◆ Your task ◆
Copy out each line exactly; pictures stay out of the copy.
------------
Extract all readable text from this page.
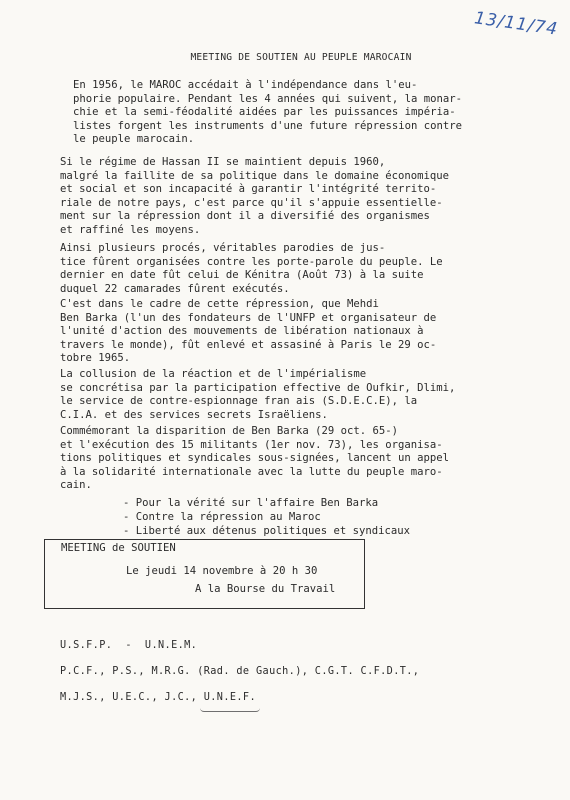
13/11/74
MEETING DE SOUTIEN AU PEUPLE MAROCAIN
En 1956, le MAROC accédait à l'indépendance dans l'eu-
phorie populaire. Pendant les 4 années qui suivent, la monar-
chie et la semi-féodalité aidées par les puissances impéria-
listes forgent les instruments d'une future répression contre
le peuple marocain.
Si le régime de Hassan II se maintient depuis 1960,
malgré la faillite de sa politique dans le domaine économique
et social et son incapacité à garantir l'intégrité territo-
riale de notre pays, c'est parce qu'il s'appuie essentielle-
ment sur la répression dont il a diversifié des organismes
et raffiné les moyens.
Ainsi plusieurs procés, véritables parodies de jus-
tice fûrent organisées contre les porte-parole du peuple. Le
dernier en date fût celui de Kénitra (Août 73) à la suite
duquel 22 camarades fûrent exécutés.
C'est dans le cadre de cette répression, que Mehdi
Ben Barka (l'un des fondateurs de l'UNFP et organisateur de
l'unité d'action des mouvements de libération nationaux à
travers le monde), fût enlevé et assasiné à Paris le 29 oc-
tobre 1965.
La collusion de la réaction et de l'impérialisme
se concrétisa par la participation effective de Oufkir, Dlimi,
le service de contre-espionnage fran ais (S.D.E.C.E), la
C.I.A. et des services secrets Israëliens.
Commémorant la disparition de Ben Barka (29 oct. 65-)
et l'exécution des 15 militants (1er nov. 73), les organisa-
tions politiques et syndicales sous-signées, lancent un appel
à la solidarité internationale avec la lutte du peuple maro-
cain.
- Pour la vérité sur l'affaire Ben Barka
- Contre la répression au Maroc
- Liberté aux détenus politiques et syndicaux
MEETING de SOUTIEN
Le jeudi 14 novembre à 20 h 30
A la Bourse du Travail
U.S.F.P.  -  U.N.E.M.
P.C.F., P.S., M.R.G. (Rad. de Gauch.), C.G.T. C.F.D.T.,
M.J.S., U.E.C., J.C., U.N.E.F.
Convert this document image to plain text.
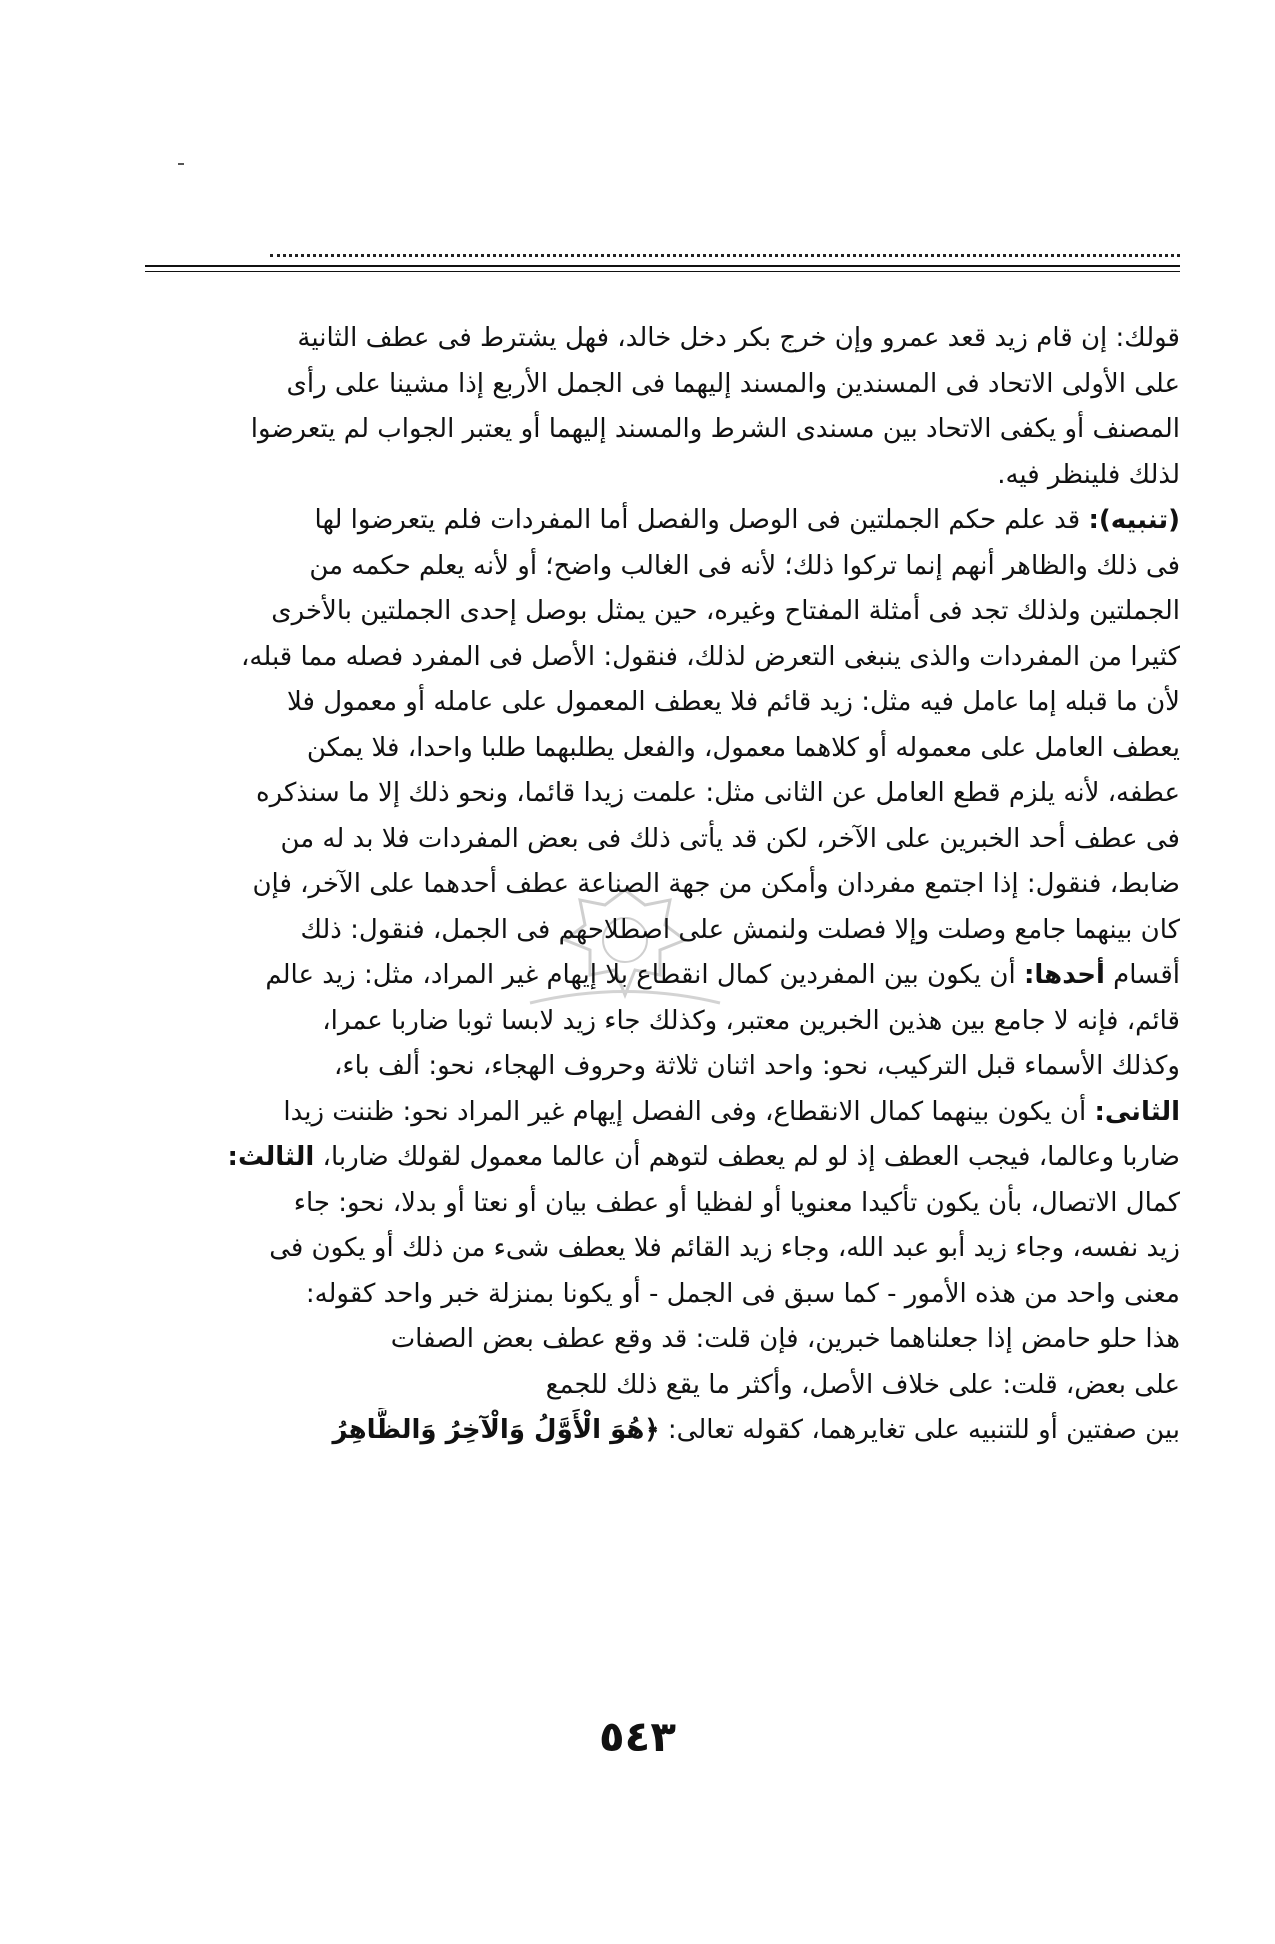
قولك: إن قام زيد قعد عمرو وإن خرج بكر دخل خالد، فهل يشترط فى عطف الثانية
على الأولى الاتحاد فى المسندين والمسند إليهما فى الجمل الأربع إذا مشينا على رأى
المصنف أو يكفى الاتحاد بين مسندى الشرط والمسند إليهما أو يعتبر الجواب لم يتعرضوا
لذلك فلينظر فيه.
(تنبيه): قد علم حكم الجملتين فى الوصل والفصل أما المفردات فلم يتعرضوا لها
فى ذلك والظاهر أنهم إنما تركوا ذلك؛ لأنه فى الغالب واضح؛ أو لأنه يعلم حكمه من
الجملتين ولذلك تجد فى أمثلة المفتاح وغيره، حين يمثل بوصل إحدى الجملتين بالأخرى
كثيرا من المفردات والذى ينبغى التعرض لذلك، فنقول: الأصل فى المفرد فصله مما قبله،
لأن ما قبله إما عامل فيه مثل: زيد قائم فلا يعطف المعمول على عامله أو معمول فلا
يعطف العامل على معموله أو كلاهما معمول، والفعل يطلبهما طلبا واحدا، فلا يمكن
عطفه، لأنه يلزم قطع العامل عن الثانى مثل: علمت زيدا قائما، ونحو ذلك إلا ما سنذكره
فى عطف أحد الخبرين على الآخر، لكن قد يأتى ذلك فى بعض المفردات فلا بد له من
ضابط، فنقول: إذا اجتمع مفردان وأمكن من جهة الصناعة عطف أحدهما على الآخر، فإن
كان بينهما جامع وصلت وإلا فصلت ولنمش على اصطلاحهم فى الجمل، فنقول: ذلك
أقسام أحدها: أن يكون بين المفردين كمال انقطاع بلا إيهام غير المراد، مثل: زيد عالم
قائم، فإنه لا جامع بين هذين الخبرين معتبر، وكذلك جاء زيد لابسا ثوبا ضاربا عمرا،
وكذلك الأسماء قبل التركيب، نحو: واحد اثنان ثلاثة وحروف الهجاء، نحو: ألف باء،
الثانى: أن يكون بينهما كمال الانقطاع، وفى الفصل إيهام غير المراد نحو: ظننت زيدا
ضاربا وعالما، فيجب العطف إذ لو لم يعطف لتوهم أن عالما معمول لقولك ضاربا، الثالث:
كمال الاتصال، بأن يكون تأكيدا معنويا أو لفظيا أو عطف بيان أو نعتا أو بدلا، نحو: جاء
زيد نفسه، وجاء زيد أبو عبد الله، وجاء زيد القائم فلا يعطف شىء من ذلك أو يكون فى
معنى واحد من هذه الأمور - كما سبق فى الجمل - أو يكونا بمنزلة خبر واحد كقوله:
هذا حلو حامض إذا جعلناهما خبرين، فإن قلت: قد وقع عطف بعض الصفات
على بعض، قلت: على خلاف الأصل، وأكثر ما يقع ذلك للجمع
بين صفتين أو للتنبيه على تغايرهما، كقوله تعالى: ﴿هُوَ الْأَوَّلُ وَالْآخِرُ وَالظَّاهِرُ
٥٤٣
------------
◆ Solution for this problem ◆
Extract all readable text from this page.
13/11/74
MEETING DE SOUTIEN AU PEUPLE MAROCAIN
En 1956, le MAROC accédait à l'indépendance dans l'eu-
phorie populaire. Pendant les 4 années qui suivent, la monar-
chie et la semi-féodalité aidées par les puissances impéria-
listes forgent les instruments d'une future répression contre
le peuple marocain.
Si le régime de Hassan II se maintient depuis 1960,
malgré la faillite de sa politique dans le domaine économique
et social et son incapacité à garantir l'intégrité territo-
riale de notre pays, c'est parce qu'il s'appuie essentielle-
ment sur la répression dont il a diversifié des organismes
et raffiné les moyens.
Ainsi plusieurs procés, véritables parodies de jus-
tice fûrent organisées contre les porte-parole du peuple. Le
dernier en date fût celui de Kénitra (Août 73) à la suite
duquel 22 camarades fûrent exécutés.
C'est dans le cadre de cette répression, que Mehdi
Ben Barka (l'un des fondateurs de l'UNFP et organisateur de
l'unité d'action des mouvements de libération nationaux à
travers le monde), fût enlevé et assasiné à Paris le 29 oc-
tobre 1965.
La collusion de la réaction et de l'impérialisme
se concrétisa par la participation effective de Oufkir, Dlimi,
le service de contre-espionnage fran ais (S.D.E.C.E), la
C.I.A. et des services secrets Israëliens.
Commémorant la disparition de Ben Barka (29 oct. 65-)
et l'exécution des 15 militants (1er nov. 73), les organisa-
tions politiques et syndicales sous-signées, lancent un appel
à la solidarité internationale avec la lutte du peuple maro-
cain.
- Pour la vérité sur l'affaire Ben Barka
- Contre la répression au Maroc
- Liberté aux détenus politiques et syndicaux
MEETING de SOUTIEN
Le jeudi 14 novembre à 20 h 30
A la Bourse du Travail
U.S.F.P.  -  U.N.E.M.
P.C.F., P.S., M.R.G. (Rad. de Gauch.), C.G.T. C.F.D.T.,
M.J.S., U.E.C., J.C., U.N.E.F.
Convert this document image to plain text.
قولك: إن قام زيد قعد عمرو وإن خرج بكر دخل خالد، فهل يشترط فى عطف الثانية
على الأولى الاتحاد فى المسندين والمسند إليهما فى الجمل الأربع إذا مشينا على رأى
المصنف أو يكفى الاتحاد بين مسندى الشرط والمسند إليهما أو يعتبر الجواب لم يتعرضوا
لذلك فلينظر فيه.
(تنبيه): قد علم حكم الجملتين فى الوصل والفصل أما المفردات فلم يتعرضوا لها
فى ذلك والظاهر أنهم إنما تركوا ذلك؛ لأنه فى الغالب واضح؛ أو لأنه يعلم حكمه من
الجملتين ولذلك تجد فى أمثلة المفتاح وغيره، حين يمثل بوصل إحدى الجملتين بالأخرى
كثيرا من المفردات والذى ينبغى التعرض لذلك، فنقول: الأصل فى المفرد فصله مما قبله،
لأن ما قبله إما عامل فيه مثل: زيد قائم فلا يعطف المعمول على عامله أو معمول فلا
يعطف العامل على معموله أو كلاهما معمول، والفعل يطلبهما طلبا واحدا، فلا يمكن
عطفه، لأنه يلزم قطع العامل عن الثانى مثل: علمت زيدا قائما، ونحو ذلك إلا ما سنذكره
فى عطف أحد الخبرين على الآخر، لكن قد يأتى ذلك فى بعض المفردات فلا بد له من
ضابط، فنقول: إذا اجتمع مفردان وأمكن من جهة الصناعة عطف أحدهما على الآخر، فإن
كان بينهما جامع وصلت وإلا فصلت ولنمش على اصطلاحهم فى الجمل، فنقول: ذلك
أقسام أحدها: أن يكون بين المفردين كمال انقطاع بلا إيهام غير المراد، مثل: زيد عالم
قائم، فإنه لا جامع بين هذين الخبرين معتبر، وكذلك جاء زيد لابسا ثوبا ضاربا عمرا،
وكذلك الأسماء قبل التركيب، نحو: واحد اثنان ثلاثة وحروف الهجاء، نحو: ألف باء،
الثانى: أن يكون بينهما كمال الانقطاع، وفى الفصل إيهام غير المراد نحو: ظننت زيدا
ضاربا وعالما، فيجب العطف إذ لو لم يعطف لتوهم أن عالما معمول لقولك ضاربا، الثالث:
كمال الاتصال، بأن يكون تأكيدا معنويا أو لفظيا أو عطف بيان أو نعتا أو بدلا، نحو: جاء
زيد نفسه، وجاء زيد أبو عبد الله، وجاء زيد القائم فلا يعطف شىء من ذلك أو يكون فى
معنى واحد من هذه الأمور - كما سبق فى الجمل - أو يكونا بمنزلة خبر واحد كقوله:
هذا حلو حامض إذا جعلناهما خبرين، فإن قلت: قد وقع عطف بعض الصفات
على بعض، قلت: على خلاف الأصل، وأكثر ما يقع ذلك للجمع
بين صفتين أو للتنبيه على تغايرهما، كقوله تعالى: ﴿هُوَ الْأَوَّلُ وَالْآخِرُ وَالظَّاهِرُ
٥٤٣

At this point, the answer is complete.